• _Task description_: Scan the entries below for the word "Zhejiang". Copy out every line in which it occurs.

• _Data for analysis_:
[Start of section]

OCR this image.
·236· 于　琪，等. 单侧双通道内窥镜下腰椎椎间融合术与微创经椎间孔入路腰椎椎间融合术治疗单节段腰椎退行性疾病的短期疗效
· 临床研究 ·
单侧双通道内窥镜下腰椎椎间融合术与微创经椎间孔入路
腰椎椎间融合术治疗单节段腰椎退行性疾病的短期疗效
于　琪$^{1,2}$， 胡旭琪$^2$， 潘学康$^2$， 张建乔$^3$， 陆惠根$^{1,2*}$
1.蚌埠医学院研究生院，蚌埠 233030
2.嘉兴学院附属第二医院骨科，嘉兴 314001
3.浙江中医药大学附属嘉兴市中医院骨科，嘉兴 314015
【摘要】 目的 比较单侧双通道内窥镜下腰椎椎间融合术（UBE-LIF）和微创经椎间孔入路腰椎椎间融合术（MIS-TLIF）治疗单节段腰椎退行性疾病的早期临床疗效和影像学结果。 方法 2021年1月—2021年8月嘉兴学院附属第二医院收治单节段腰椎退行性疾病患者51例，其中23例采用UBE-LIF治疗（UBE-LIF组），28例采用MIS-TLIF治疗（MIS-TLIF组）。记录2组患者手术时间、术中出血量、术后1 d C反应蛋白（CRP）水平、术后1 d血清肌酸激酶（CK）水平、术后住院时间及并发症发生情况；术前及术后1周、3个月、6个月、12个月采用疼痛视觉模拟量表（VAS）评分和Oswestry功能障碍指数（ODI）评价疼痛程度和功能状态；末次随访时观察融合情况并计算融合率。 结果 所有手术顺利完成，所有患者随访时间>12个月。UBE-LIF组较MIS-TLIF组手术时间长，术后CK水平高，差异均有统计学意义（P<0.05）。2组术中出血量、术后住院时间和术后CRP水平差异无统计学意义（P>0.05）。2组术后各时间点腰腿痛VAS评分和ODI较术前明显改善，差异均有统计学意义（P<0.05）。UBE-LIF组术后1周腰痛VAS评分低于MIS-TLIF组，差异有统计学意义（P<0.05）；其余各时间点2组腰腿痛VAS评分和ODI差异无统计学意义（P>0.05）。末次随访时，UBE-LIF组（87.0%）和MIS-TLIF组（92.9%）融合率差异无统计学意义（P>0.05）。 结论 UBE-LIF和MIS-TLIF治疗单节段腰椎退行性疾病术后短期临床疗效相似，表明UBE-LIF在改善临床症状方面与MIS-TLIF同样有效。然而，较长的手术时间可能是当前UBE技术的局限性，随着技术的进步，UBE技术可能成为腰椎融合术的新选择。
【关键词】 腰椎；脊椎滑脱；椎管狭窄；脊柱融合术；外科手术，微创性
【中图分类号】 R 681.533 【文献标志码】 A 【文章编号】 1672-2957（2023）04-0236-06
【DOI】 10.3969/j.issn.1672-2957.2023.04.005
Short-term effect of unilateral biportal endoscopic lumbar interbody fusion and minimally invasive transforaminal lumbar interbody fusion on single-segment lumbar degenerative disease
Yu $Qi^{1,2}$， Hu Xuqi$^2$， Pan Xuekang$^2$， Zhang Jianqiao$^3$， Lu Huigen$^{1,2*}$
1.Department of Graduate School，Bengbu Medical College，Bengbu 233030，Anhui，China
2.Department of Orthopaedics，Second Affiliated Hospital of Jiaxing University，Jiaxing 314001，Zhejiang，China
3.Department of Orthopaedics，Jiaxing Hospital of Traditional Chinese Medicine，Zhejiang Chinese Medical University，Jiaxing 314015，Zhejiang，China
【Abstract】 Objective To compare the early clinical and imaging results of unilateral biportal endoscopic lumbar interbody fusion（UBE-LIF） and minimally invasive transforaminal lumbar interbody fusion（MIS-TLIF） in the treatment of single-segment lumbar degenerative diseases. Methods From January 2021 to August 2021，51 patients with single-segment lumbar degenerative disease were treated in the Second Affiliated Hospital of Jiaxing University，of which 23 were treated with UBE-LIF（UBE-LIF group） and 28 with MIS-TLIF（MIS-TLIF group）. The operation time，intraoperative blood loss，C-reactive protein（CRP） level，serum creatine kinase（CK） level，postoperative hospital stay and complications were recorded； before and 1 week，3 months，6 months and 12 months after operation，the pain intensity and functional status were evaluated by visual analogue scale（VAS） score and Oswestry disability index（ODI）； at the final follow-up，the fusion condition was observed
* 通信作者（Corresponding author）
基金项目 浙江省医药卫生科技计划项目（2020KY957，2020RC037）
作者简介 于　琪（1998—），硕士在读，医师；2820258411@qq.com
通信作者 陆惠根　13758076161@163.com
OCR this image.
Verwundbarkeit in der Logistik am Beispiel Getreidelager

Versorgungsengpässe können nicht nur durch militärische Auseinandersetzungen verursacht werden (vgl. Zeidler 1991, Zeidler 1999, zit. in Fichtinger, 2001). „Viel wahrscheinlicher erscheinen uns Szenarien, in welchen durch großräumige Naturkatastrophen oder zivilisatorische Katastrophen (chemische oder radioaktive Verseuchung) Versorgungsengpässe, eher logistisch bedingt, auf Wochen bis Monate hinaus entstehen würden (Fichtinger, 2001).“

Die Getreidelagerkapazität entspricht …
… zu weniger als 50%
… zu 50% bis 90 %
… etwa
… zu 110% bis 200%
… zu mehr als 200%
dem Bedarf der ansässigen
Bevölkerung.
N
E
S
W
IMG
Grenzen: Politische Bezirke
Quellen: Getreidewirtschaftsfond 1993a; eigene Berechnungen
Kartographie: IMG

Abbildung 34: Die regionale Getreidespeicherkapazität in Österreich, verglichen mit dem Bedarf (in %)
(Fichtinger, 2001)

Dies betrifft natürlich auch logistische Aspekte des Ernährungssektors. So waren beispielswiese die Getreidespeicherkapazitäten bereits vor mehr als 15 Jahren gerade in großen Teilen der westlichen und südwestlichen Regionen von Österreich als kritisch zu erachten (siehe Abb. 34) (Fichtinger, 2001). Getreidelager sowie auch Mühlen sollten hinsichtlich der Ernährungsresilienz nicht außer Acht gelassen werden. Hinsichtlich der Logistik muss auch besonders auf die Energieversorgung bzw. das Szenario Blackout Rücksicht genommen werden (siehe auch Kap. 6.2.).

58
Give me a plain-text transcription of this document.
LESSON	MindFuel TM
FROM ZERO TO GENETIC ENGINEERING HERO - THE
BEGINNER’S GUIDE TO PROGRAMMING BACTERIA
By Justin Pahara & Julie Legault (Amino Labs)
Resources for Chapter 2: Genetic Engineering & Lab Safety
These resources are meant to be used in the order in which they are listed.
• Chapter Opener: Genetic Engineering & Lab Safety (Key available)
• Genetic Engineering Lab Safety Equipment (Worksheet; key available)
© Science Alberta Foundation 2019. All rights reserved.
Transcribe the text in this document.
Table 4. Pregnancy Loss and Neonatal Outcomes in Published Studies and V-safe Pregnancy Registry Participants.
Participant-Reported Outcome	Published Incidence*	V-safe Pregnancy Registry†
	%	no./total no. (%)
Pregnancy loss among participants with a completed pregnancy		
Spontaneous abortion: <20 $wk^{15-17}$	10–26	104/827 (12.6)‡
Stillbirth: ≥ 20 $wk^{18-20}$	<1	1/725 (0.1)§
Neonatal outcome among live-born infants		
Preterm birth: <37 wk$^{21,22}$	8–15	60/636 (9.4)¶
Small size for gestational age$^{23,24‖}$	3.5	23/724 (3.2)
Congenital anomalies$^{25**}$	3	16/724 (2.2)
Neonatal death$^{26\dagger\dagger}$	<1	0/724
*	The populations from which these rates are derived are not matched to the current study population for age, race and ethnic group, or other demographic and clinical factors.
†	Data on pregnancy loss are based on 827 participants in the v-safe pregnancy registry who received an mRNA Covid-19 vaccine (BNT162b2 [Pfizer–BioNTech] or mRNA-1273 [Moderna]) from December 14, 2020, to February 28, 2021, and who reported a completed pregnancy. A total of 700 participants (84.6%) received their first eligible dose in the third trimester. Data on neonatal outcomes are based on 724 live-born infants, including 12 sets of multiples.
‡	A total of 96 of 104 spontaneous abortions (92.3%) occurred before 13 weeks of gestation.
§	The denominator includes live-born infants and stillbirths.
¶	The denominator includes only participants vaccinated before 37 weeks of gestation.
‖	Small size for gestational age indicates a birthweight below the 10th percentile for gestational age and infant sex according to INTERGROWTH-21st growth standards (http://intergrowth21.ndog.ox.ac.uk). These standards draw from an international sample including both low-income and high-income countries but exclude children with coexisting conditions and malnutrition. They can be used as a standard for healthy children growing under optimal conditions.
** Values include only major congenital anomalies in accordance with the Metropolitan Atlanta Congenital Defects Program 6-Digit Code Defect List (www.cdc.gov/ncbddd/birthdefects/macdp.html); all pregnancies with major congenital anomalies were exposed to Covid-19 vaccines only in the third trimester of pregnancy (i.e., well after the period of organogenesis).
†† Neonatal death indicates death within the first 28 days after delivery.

[End of section]

• _Your response_:
2.Department of Orthopaedics，Second Affiliated Hospital of Jiaxing University，Jiaxing 314001，Zhejiang，China
3.Department of Orthopaedics，Jiaxing Hospital of Traditional Chinese Medicine，Zhejiang Chinese Medical University，Jiaxing 314015，Zhejiang，China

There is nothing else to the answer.